The input:
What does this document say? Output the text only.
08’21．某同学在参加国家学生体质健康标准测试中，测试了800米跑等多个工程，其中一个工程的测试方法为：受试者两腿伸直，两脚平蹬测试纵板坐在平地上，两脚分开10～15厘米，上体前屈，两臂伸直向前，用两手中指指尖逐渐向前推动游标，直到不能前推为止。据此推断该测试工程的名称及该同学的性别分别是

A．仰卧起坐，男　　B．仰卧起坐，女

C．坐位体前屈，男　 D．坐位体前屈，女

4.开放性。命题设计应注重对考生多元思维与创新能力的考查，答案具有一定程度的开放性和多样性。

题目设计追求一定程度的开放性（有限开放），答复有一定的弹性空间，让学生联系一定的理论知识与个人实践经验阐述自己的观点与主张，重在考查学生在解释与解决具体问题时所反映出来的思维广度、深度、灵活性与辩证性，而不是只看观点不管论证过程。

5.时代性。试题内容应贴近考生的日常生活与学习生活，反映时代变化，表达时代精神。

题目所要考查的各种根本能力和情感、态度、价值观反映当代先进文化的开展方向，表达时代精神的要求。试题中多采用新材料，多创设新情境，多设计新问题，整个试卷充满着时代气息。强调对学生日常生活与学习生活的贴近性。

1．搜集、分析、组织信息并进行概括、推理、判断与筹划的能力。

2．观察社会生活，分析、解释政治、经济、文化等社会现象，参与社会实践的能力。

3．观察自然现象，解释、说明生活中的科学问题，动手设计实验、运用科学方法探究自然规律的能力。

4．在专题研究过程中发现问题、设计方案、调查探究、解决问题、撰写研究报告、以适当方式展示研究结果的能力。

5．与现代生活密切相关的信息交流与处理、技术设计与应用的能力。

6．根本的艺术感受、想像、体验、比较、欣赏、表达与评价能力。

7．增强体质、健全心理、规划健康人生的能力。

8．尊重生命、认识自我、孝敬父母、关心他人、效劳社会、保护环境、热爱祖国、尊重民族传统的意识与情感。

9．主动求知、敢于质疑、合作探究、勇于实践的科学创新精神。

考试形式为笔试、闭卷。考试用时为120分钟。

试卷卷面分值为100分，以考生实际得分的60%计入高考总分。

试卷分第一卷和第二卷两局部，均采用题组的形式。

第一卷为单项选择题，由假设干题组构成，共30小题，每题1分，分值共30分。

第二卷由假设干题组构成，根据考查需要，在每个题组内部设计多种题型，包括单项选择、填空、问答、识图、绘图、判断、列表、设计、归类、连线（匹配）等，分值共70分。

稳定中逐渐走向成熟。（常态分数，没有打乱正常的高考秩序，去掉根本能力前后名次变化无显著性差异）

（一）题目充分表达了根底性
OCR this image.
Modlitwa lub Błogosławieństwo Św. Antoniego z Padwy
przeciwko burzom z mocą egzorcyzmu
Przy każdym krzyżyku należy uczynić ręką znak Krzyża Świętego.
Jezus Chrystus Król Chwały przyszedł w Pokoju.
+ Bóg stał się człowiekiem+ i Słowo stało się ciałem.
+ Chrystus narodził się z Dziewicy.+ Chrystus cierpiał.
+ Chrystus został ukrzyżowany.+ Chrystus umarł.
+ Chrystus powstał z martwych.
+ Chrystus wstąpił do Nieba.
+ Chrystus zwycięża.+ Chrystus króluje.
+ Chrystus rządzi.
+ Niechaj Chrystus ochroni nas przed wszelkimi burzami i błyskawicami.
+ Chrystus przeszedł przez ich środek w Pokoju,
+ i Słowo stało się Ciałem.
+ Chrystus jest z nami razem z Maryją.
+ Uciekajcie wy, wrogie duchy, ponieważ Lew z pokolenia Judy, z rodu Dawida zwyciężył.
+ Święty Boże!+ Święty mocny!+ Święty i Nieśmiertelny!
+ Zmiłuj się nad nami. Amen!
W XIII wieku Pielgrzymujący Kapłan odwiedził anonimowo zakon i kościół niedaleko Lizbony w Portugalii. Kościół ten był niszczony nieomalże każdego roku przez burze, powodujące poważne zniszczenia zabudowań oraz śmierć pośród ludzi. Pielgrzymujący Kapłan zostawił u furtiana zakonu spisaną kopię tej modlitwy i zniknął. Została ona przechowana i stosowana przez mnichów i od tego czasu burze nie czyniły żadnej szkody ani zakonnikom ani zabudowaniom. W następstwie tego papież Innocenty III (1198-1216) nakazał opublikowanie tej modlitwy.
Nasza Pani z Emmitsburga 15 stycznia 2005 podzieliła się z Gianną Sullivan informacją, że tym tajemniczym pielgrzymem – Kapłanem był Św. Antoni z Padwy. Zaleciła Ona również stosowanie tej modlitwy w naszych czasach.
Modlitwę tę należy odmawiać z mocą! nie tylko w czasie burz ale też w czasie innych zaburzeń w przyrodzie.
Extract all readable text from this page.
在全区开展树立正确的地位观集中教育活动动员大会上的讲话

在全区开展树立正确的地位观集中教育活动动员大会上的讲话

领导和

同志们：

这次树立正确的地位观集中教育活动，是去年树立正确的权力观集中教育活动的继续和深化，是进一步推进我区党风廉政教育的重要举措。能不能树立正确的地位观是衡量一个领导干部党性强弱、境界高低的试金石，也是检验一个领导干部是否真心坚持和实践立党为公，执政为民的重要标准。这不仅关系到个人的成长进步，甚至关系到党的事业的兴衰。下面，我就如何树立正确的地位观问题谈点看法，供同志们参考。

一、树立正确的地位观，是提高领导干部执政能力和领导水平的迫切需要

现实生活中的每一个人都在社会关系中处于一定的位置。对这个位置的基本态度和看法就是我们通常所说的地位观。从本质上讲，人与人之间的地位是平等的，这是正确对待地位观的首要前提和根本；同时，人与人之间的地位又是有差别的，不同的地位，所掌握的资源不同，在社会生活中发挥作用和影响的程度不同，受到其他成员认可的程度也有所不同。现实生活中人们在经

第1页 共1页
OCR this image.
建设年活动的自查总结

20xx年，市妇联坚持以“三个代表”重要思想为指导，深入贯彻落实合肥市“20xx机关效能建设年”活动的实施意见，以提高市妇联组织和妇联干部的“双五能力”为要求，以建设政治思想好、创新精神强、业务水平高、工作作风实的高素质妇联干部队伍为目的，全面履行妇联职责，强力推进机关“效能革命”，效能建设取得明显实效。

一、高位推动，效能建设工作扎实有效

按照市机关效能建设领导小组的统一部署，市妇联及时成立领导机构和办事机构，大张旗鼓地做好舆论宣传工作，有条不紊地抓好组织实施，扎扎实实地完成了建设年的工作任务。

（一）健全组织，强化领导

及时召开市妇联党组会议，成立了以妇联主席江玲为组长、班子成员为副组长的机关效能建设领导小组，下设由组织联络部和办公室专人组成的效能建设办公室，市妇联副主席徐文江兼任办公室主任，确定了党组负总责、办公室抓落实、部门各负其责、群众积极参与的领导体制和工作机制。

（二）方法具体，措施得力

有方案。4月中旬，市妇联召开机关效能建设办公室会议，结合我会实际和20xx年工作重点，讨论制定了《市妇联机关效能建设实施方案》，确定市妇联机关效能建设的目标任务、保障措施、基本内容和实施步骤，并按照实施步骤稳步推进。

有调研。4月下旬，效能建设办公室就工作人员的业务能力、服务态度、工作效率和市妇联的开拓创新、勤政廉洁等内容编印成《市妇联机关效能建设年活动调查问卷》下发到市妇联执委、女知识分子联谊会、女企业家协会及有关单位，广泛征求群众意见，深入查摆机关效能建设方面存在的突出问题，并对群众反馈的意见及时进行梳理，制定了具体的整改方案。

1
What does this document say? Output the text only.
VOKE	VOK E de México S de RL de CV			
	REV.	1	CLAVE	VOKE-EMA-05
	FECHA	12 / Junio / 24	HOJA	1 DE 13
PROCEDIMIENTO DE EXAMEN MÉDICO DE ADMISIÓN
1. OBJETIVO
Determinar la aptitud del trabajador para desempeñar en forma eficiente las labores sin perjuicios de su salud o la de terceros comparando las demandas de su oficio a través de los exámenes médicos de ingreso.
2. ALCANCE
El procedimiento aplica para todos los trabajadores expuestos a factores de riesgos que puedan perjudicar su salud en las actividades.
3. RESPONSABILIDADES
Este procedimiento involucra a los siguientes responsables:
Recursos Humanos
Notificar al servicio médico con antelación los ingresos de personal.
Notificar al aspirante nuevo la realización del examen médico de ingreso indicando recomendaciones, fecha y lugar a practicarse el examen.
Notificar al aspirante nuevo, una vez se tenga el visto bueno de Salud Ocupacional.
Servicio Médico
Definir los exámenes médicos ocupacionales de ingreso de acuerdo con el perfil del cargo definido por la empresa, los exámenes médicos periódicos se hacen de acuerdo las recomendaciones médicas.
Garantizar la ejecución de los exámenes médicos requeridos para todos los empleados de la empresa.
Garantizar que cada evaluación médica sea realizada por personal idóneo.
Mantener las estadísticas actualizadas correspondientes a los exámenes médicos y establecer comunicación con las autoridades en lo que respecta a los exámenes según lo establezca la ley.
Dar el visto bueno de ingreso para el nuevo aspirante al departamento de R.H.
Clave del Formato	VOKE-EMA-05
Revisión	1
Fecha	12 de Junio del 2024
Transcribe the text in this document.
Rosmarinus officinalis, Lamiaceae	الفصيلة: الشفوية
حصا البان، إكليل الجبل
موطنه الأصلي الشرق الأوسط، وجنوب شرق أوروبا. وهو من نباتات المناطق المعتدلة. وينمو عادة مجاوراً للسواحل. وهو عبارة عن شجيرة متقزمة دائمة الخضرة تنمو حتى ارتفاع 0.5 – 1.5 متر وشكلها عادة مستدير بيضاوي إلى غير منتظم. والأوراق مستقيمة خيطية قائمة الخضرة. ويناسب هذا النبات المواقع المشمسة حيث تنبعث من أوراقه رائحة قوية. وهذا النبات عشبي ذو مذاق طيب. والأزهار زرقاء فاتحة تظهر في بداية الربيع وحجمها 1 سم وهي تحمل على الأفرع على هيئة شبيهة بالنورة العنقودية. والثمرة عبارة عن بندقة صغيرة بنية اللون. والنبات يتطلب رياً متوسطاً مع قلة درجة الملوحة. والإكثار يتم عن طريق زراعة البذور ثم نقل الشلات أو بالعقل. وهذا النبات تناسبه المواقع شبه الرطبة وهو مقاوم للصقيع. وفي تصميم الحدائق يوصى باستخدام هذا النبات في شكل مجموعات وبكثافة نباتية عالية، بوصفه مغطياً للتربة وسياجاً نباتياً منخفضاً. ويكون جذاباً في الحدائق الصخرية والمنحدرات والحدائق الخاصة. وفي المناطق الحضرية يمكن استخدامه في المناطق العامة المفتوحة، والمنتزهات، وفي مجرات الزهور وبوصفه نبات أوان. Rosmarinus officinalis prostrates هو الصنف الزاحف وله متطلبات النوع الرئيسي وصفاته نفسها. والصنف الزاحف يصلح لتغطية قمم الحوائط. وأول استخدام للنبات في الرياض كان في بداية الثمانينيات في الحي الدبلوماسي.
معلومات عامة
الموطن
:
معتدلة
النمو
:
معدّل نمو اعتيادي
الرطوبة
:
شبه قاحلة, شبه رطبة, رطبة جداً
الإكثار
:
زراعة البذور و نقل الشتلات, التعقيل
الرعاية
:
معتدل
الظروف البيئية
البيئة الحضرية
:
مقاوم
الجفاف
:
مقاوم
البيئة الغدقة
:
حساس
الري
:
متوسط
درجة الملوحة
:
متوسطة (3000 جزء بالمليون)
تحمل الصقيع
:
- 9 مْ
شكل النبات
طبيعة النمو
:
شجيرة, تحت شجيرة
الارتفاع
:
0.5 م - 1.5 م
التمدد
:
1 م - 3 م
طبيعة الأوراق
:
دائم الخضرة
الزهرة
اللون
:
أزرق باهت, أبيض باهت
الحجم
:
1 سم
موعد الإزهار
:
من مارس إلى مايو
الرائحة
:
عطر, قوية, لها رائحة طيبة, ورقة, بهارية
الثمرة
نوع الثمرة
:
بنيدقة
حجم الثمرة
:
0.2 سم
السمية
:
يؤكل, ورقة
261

What is required:
Copy the lines from the entries above in which the word "bueno" appears.

Expected answer:
Notificar al aspirante nuevo, una vez se tenga el visto bueno de Salud Ocupacional.
Dar el visto bueno de ingreso para el nuevo aspirante al departamento de R.H.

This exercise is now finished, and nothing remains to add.